### To be done:
How many lines of these entries hold the string "Weekly"? Reply with the number alone.

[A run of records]
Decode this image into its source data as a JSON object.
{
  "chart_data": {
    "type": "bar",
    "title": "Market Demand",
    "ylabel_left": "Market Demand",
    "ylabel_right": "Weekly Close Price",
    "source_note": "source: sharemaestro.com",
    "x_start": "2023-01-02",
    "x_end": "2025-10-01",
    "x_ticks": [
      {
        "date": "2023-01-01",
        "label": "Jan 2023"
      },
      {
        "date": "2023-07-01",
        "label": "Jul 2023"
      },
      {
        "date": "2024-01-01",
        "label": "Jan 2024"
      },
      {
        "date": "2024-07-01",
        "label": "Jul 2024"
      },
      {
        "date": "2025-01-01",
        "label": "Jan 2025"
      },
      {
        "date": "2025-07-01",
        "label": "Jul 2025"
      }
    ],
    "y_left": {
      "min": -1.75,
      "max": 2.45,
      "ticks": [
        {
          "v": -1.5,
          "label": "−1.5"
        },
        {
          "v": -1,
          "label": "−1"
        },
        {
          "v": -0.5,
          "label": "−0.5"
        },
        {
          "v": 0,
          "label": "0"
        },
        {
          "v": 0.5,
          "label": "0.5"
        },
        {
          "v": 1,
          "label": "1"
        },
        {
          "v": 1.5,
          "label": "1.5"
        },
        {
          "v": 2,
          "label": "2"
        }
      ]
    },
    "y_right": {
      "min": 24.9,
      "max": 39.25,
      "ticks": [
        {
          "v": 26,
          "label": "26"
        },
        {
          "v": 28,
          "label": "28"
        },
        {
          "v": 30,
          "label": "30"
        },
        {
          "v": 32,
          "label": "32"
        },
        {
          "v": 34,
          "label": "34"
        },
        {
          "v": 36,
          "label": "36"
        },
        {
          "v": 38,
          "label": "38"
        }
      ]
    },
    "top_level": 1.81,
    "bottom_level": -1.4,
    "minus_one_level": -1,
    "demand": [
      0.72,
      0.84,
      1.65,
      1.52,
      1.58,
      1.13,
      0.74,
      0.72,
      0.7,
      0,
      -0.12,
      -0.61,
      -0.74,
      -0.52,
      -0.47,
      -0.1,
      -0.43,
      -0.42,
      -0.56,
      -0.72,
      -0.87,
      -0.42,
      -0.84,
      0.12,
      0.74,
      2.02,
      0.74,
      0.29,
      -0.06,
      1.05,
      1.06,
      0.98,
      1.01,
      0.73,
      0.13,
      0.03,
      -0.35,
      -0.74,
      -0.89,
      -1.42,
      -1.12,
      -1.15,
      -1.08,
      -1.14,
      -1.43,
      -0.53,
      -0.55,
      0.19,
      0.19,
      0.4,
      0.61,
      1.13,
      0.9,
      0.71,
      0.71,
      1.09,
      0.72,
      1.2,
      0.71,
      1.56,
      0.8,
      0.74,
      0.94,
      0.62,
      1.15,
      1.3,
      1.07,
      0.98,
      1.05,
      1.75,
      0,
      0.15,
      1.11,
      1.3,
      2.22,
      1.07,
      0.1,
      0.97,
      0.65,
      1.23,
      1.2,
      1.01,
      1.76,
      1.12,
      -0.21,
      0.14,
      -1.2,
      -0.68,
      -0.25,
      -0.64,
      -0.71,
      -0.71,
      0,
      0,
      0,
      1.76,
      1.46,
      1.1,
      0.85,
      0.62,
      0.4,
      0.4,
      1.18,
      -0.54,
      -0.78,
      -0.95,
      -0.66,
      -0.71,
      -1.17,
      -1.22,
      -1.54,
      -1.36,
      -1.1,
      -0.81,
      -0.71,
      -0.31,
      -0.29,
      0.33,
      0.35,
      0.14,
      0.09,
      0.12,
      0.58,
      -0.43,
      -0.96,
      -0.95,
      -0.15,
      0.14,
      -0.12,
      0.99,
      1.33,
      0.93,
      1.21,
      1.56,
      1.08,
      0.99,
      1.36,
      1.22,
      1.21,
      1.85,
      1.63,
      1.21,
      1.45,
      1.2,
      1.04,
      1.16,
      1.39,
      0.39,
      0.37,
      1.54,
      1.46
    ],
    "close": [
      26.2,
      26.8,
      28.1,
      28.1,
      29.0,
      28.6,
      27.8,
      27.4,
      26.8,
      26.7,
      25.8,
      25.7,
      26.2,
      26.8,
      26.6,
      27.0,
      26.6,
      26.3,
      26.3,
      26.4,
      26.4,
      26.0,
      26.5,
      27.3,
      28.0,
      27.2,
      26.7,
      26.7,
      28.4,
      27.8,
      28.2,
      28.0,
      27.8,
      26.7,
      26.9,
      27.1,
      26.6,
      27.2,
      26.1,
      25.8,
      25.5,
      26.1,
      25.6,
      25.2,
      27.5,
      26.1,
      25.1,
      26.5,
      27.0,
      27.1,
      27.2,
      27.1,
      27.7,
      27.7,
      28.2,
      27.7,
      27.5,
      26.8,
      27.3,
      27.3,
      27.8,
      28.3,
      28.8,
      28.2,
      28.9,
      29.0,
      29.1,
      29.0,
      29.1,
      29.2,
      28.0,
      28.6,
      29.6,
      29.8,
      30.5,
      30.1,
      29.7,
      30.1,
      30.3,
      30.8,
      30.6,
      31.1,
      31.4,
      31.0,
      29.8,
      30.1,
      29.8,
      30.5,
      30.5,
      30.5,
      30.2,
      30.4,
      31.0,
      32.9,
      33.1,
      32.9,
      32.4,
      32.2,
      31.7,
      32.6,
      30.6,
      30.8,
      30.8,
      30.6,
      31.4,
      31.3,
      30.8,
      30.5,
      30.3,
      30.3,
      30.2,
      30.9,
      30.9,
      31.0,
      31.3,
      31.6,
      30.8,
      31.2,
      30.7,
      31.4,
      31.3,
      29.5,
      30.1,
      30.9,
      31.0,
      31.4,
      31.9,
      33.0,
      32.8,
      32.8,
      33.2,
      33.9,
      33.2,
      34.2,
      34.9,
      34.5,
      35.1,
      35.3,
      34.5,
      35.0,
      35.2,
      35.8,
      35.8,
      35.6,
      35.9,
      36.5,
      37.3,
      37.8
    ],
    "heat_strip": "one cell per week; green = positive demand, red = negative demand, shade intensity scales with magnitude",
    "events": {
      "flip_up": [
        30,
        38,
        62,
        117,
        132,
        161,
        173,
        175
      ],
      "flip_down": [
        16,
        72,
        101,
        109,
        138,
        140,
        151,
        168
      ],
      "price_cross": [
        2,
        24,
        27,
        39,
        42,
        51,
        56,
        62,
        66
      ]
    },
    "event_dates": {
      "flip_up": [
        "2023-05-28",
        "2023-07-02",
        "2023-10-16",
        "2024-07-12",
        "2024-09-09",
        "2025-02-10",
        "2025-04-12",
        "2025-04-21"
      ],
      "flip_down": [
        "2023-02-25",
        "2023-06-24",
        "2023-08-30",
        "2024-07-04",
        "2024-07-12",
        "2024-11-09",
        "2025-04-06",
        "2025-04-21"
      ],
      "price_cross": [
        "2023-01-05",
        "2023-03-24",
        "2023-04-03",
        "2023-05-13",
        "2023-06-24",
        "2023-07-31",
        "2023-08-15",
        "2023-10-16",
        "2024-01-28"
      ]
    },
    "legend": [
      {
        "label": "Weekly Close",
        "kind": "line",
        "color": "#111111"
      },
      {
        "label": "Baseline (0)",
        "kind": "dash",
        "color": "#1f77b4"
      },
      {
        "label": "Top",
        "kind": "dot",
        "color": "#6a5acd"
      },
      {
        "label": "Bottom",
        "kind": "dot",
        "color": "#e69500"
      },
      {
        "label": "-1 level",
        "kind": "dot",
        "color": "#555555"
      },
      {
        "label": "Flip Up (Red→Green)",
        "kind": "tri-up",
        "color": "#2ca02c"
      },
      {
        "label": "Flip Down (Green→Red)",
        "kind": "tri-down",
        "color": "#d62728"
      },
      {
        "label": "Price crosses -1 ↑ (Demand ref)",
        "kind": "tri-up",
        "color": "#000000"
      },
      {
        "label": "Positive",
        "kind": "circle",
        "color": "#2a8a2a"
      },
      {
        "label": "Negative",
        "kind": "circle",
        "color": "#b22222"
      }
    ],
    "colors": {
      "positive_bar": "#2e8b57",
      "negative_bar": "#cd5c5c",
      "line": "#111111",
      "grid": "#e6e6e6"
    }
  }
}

### Written answer:
2